* _WRITTEN INSTRUCTION_:
Output every line of the material exactly, omitting images.
►
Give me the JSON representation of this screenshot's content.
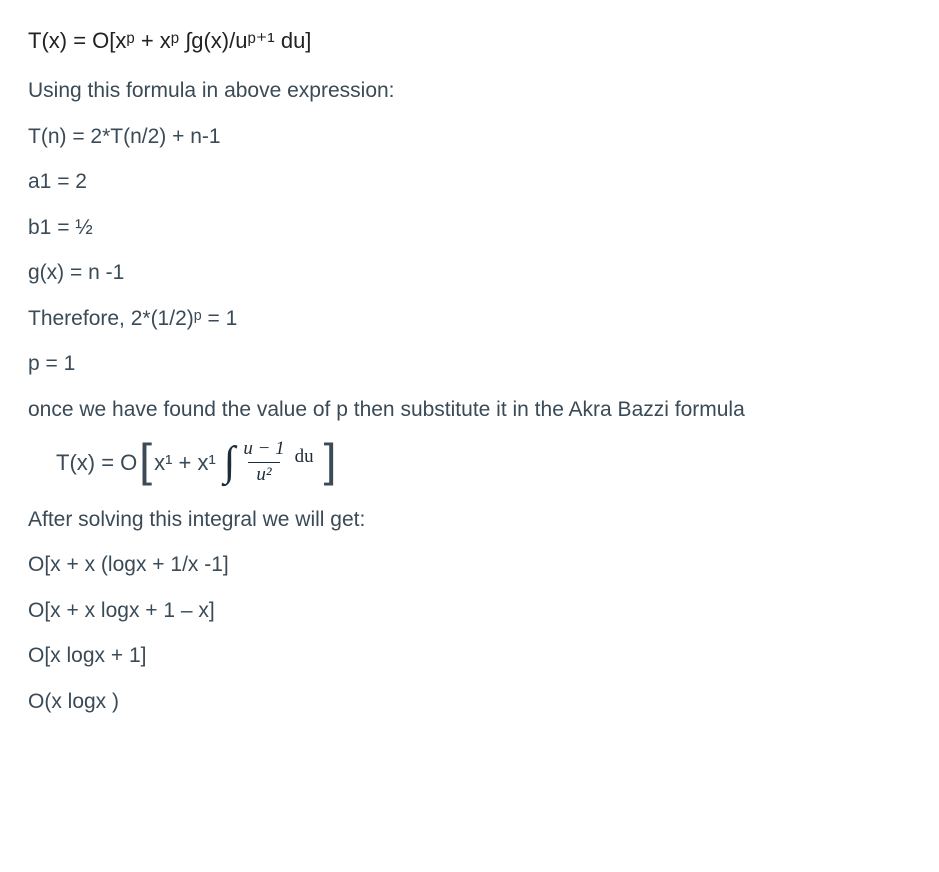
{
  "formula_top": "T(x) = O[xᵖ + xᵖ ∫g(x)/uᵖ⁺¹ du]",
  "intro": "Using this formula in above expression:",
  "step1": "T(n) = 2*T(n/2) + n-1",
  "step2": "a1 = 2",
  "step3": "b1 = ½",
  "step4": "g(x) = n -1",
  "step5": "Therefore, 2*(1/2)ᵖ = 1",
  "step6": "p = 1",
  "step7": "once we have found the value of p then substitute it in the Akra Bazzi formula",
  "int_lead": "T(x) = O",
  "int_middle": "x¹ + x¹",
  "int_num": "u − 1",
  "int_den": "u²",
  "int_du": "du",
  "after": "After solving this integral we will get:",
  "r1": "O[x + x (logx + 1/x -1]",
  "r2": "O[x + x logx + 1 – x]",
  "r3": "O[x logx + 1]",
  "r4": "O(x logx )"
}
◄
* _WORKED ANSWER_:
Give me the JSON representation of this screenshot's content.
{
  "formula_top": "T(x) = O[xᵖ + xᵖ ∫g(x)/uᵖ⁺¹ du]",
  "intro": "Using this formula in above expression:",
  "step1": "T(n) = 2*T(n/2) + n-1",
  "step2": "a1 = 2",
  "step3": "b1 = ½",
  "step4": "g(x) = n -1",
  "step5": "Therefore, 2*(1/2)ᵖ = 1",
  "step6": "p = 1",
  "step7": "once we have found the value of p then substitute it in the Akra Bazzi formula",
  "int_lead": "T(x) = O",
  "int_middle": "x¹ + x¹",
  "int_num": "u − 1",
  "int_den": "u²",
  "int_du": "du",
  "after": "After solving this integral we will get:",
  "r1": "O[x + x (logx + 1/x -1]",
  "r2": "O[x + x logx + 1 – x]",
  "r3": "O[x logx + 1]",
  "r4": "O(x logx )"
}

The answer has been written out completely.